### WHAT IS REQUIRED:
Copy out the entries below in full and exactly.

+ + + + +

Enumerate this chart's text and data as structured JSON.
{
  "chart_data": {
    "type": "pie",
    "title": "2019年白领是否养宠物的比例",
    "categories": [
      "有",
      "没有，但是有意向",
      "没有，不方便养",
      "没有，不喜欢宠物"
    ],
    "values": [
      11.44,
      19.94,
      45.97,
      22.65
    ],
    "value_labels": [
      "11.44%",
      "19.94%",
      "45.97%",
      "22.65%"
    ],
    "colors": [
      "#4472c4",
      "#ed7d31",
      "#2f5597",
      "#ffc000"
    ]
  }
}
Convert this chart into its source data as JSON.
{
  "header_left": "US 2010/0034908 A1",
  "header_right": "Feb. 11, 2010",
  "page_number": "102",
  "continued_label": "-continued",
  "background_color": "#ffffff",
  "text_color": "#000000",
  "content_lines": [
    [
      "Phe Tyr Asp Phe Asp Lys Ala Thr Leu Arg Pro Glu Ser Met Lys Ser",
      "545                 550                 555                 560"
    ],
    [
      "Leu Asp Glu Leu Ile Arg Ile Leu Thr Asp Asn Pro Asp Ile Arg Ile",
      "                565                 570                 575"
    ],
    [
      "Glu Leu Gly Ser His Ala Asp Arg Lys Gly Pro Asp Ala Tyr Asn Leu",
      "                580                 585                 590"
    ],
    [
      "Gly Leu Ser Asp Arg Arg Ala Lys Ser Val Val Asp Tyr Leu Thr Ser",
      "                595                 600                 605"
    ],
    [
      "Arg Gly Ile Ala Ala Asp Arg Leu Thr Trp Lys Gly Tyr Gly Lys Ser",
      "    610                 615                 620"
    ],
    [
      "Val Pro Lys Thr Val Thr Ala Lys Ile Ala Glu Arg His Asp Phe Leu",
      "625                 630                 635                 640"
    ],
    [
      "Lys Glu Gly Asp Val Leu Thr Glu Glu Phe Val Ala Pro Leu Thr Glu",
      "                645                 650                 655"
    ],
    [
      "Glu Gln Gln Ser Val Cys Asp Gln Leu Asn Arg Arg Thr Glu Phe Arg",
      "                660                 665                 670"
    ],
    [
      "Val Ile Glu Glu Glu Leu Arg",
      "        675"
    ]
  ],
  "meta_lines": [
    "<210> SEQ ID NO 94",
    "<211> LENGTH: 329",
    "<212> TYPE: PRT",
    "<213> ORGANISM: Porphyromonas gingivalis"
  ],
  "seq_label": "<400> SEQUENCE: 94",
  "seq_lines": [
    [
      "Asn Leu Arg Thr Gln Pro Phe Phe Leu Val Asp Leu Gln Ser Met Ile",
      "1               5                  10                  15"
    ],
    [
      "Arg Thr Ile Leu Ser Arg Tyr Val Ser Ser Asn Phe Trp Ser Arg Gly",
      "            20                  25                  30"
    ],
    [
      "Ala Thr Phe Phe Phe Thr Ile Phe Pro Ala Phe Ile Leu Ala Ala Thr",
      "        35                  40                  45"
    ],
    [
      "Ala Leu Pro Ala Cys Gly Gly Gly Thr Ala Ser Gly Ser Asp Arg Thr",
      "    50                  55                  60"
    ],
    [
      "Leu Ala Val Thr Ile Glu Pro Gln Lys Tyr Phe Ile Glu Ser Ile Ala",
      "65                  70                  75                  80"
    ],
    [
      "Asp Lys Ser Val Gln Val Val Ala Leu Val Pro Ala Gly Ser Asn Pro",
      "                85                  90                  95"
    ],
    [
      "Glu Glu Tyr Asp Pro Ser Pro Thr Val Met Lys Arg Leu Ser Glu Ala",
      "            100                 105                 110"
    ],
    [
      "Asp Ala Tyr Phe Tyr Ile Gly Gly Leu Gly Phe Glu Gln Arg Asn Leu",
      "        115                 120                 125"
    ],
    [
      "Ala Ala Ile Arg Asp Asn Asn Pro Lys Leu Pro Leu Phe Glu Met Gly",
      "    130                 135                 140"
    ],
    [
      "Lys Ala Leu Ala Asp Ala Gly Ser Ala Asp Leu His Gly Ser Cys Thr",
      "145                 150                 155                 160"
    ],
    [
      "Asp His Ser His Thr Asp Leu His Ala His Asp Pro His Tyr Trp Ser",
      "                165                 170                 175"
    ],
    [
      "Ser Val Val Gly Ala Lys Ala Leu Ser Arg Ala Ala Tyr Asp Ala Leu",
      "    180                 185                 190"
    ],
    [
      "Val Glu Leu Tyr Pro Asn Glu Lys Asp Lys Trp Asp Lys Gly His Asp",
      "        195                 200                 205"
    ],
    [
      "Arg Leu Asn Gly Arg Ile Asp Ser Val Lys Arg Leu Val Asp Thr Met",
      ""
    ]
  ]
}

+ + + + +

### THE OUTPUT:
Enumerate this chart's text and data as structured JSON.
{
  "chart_data": {
    "type": "pie",
    "title": "2019年白领是否养宠物的比例",
    "categories": [
      "有",
      "没有，但是有意向",
      "没有，不方便养",
      "没有，不喜欢宠物"
    ],
    "values": [
      11.44,
      19.94,
      45.97,
      22.65
    ],
    "value_labels": [
      "11.44%",
      "19.94%",
      "45.97%",
      "22.65%"
    ],
    "colors": [
      "#4472c4",
      "#ed7d31",
      "#2f5597",
      "#ffc000"
    ]
  }
}
Convert this chart into its source data as JSON.
{
  "header_left": "US 2010/0034908 A1",
  "header_right": "Feb. 11, 2010",
  "page_number": "102",
  "continued_label": "-continued",
  "background_color": "#ffffff",
  "text_color": "#000000",
  "content_lines": [
    [
      "Phe Tyr Asp Phe Asp Lys Ala Thr Leu Arg Pro Glu Ser Met Lys Ser",
      "545                 550                 555                 560"
    ],
    [
      "Leu Asp Glu Leu Ile Arg Ile Leu Thr Asp Asn Pro Asp Ile Arg Ile",
      "                565                 570                 575"
    ],
    [
      "Glu Leu Gly Ser His Ala Asp Arg Lys Gly Pro Asp Ala Tyr Asn Leu",
      "                580                 585                 590"
    ],
    [
      "Gly Leu Ser Asp Arg Arg Ala Lys Ser Val Val Asp Tyr Leu Thr Ser",
      "                595                 600                 605"
    ],
    [
      "Arg Gly Ile Ala Ala Asp Arg Leu Thr Trp Lys Gly Tyr Gly Lys Ser",
      "    610                 615                 620"
    ],
    [
      "Val Pro Lys Thr Val Thr Ala Lys Ile Ala Glu Arg His Asp Phe Leu",
      "625                 630                 635                 640"
    ],
    [
      "Lys Glu Gly Asp Val Leu Thr Glu Glu Phe Val Ala Pro Leu Thr Glu",
      "                645                 650                 655"
    ],
    [
      "Glu Gln Gln Ser Val Cys Asp Gln Leu Asn Arg Arg Thr Glu Phe Arg",
      "                660                 665                 670"
    ],
    [
      "Val Ile Glu Glu Glu Leu Arg",
      "        675"
    ]
  ],
  "meta_lines": [
    "<210> SEQ ID NO 94",
    "<211> LENGTH: 329",
    "<212> TYPE: PRT",
    "<213> ORGANISM: Porphyromonas gingivalis"
  ],
  "seq_label": "<400> SEQUENCE: 94",
  "seq_lines": [
    [
      "Asn Leu Arg Thr Gln Pro Phe Phe Leu Val Asp Leu Gln Ser Met Ile",
      "1               5                  10                  15"
    ],
    [
      "Arg Thr Ile Leu Ser Arg Tyr Val Ser Ser Asn Phe Trp Ser Arg Gly",
      "            20                  25                  30"
    ],
    [
      "Ala Thr Phe Phe Phe Thr Ile Phe Pro Ala Phe Ile Leu Ala Ala Thr",
      "        35                  40                  45"
    ],
    [
      "Ala Leu Pro Ala Cys Gly Gly Gly Thr Ala Ser Gly Ser Asp Arg Thr",
      "    50                  55                  60"
    ],
    [
      "Leu Ala Val Thr Ile Glu Pro Gln Lys Tyr Phe Ile Glu Ser Ile Ala",
      "65                  70                  75                  80"
    ],
    [
      "Asp Lys Ser Val Gln Val Val Ala Leu Val Pro Ala Gly Ser Asn Pro",
      "                85                  90                  95"
    ],
    [
      "Glu Glu Tyr Asp Pro Ser Pro Thr Val Met Lys Arg Leu Ser Glu Ala",
      "            100                 105                 110"
    ],
    [
      "Asp Ala Tyr Phe Tyr Ile Gly Gly Leu Gly Phe Glu Gln Arg Asn Leu",
      "        115                 120                 125"
    ],
    [
      "Ala Ala Ile Arg Asp Asn Asn Pro Lys Leu Pro Leu Phe Glu Met Gly",
      "    130                 135                 140"
    ],
    [
      "Lys Ala Leu Ala Asp Ala Gly Ser Ala Asp Leu His Gly Ser Cys Thr",
      "145                 150                 155                 160"
    ],
    [
      "Asp His Ser His Thr Asp Leu His Ala His Asp Pro His Tyr Trp Ser",
      "                165                 170                 175"
    ],
    [
      "Ser Val Val Gly Ala Lys Ala Leu Ser Arg Ala Ala Tyr Asp Ala Leu",
      "    180                 185                 190"
    ],
    [
      "Val Glu Leu Tyr Pro Asn Glu Lys Asp Lys Trp Asp Lys Gly His Asp",
      "        195                 200                 205"
    ],
    [
      "Arg Leu Asn Gly Arg Ile Asp Ser Val Lys Arg Leu Val Asp Thr Met",
      ""
    ]
  ]
}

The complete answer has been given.